Prompt:
Retype the records below exactly as they appear.

Data in this exercise:
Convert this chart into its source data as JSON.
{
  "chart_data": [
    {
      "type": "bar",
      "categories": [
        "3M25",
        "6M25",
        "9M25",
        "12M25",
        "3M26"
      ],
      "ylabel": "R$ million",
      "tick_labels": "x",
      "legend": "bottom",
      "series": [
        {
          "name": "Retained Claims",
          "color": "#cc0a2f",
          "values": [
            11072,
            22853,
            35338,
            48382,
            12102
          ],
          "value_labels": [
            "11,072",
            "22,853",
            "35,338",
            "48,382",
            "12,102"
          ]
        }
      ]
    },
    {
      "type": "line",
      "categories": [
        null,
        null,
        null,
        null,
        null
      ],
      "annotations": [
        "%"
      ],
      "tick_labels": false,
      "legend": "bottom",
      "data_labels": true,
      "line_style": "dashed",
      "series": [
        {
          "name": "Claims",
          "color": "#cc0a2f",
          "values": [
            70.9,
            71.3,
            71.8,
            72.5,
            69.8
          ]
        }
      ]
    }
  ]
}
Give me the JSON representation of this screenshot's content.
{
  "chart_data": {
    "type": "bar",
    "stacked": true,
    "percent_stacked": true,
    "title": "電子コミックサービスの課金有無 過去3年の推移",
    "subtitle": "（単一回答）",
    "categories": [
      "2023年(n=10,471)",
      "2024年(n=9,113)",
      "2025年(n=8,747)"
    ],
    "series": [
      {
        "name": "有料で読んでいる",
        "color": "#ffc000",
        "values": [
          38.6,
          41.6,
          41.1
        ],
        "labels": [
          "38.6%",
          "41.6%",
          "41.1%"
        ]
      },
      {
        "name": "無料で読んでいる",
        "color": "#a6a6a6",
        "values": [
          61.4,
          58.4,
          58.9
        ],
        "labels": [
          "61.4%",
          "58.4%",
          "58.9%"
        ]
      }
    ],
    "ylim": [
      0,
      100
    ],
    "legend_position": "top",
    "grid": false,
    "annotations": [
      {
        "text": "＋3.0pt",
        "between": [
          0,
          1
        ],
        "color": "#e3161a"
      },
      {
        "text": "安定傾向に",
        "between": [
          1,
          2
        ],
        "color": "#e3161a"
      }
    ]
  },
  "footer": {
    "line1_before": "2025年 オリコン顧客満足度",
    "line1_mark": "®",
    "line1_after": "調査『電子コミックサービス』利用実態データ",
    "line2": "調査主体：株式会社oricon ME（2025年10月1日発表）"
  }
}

Task response:
Convert this chart into its source data as JSON.
{
  "chart_data": [
    {
      "type": "bar",
      "categories": [
        "3M25",
        "6M25",
        "9M25",
        "12M25",
        "3M26"
      ],
      "ylabel": "R$ million",
      "tick_labels": "x",
      "legend": "bottom",
      "series": [
        {
          "name": "Retained Claims",
          "color": "#cc0a2f",
          "values": [
            11072,
            22853,
            35338,
            48382,
            12102
          ],
          "value_labels": [
            "11,072",
            "22,853",
            "35,338",
            "48,382",
            "12,102"
          ]
        }
      ]
    },
    {
      "type": "line",
      "categories": [
        null,
        null,
        null,
        null,
        null
      ],
      "annotations": [
        "%"
      ],
      "tick_labels": false,
      "legend": "bottom",
      "data_labels": true,
      "line_style": "dashed",
      "series": [
        {
          "name": "Claims",
          "color": "#cc0a2f",
          "values": [
            70.9,
            71.3,
            71.8,
            72.5,
            69.8
          ]
        }
      ]
    }
  ]
}
Give me the JSON representation of this screenshot's content.
{
  "chart_data": {
    "type": "bar",
    "stacked": true,
    "percent_stacked": true,
    "title": "電子コミックサービスの課金有無 過去3年の推移",
    "subtitle": "（単一回答）",
    "categories": [
      "2023年(n=10,471)",
      "2024年(n=9,113)",
      "2025年(n=8,747)"
    ],
    "series": [
      {
        "name": "有料で読んでいる",
        "color": "#ffc000",
        "values": [
          38.6,
          41.6,
          41.1
        ],
        "labels": [
          "38.6%",
          "41.6%",
          "41.1%"
        ]
      },
      {
        "name": "無料で読んでいる",
        "color": "#a6a6a6",
        "values": [
          61.4,
          58.4,
          58.9
        ],
        "labels": [
          "61.4%",
          "58.4%",
          "58.9%"
        ]
      }
    ],
    "ylim": [
      0,
      100
    ],
    "legend_position": "top",
    "grid": false,
    "annotations": [
      {
        "text": "＋3.0pt",
        "between": [
          0,
          1
        ],
        "color": "#e3161a"
      },
      {
        "text": "安定傾向に",
        "between": [
          1,
          2
        ],
        "color": "#e3161a"
      }
    ]
  },
  "footer": {
    "line1_before": "2025年 オリコン顧客満足度",
    "line1_mark": "®",
    "line1_after": "調査『電子コミックサービス』利用実態データ",
    "line2": "調査主体：株式会社oricon ME（2025年10月1日発表）"
  }
}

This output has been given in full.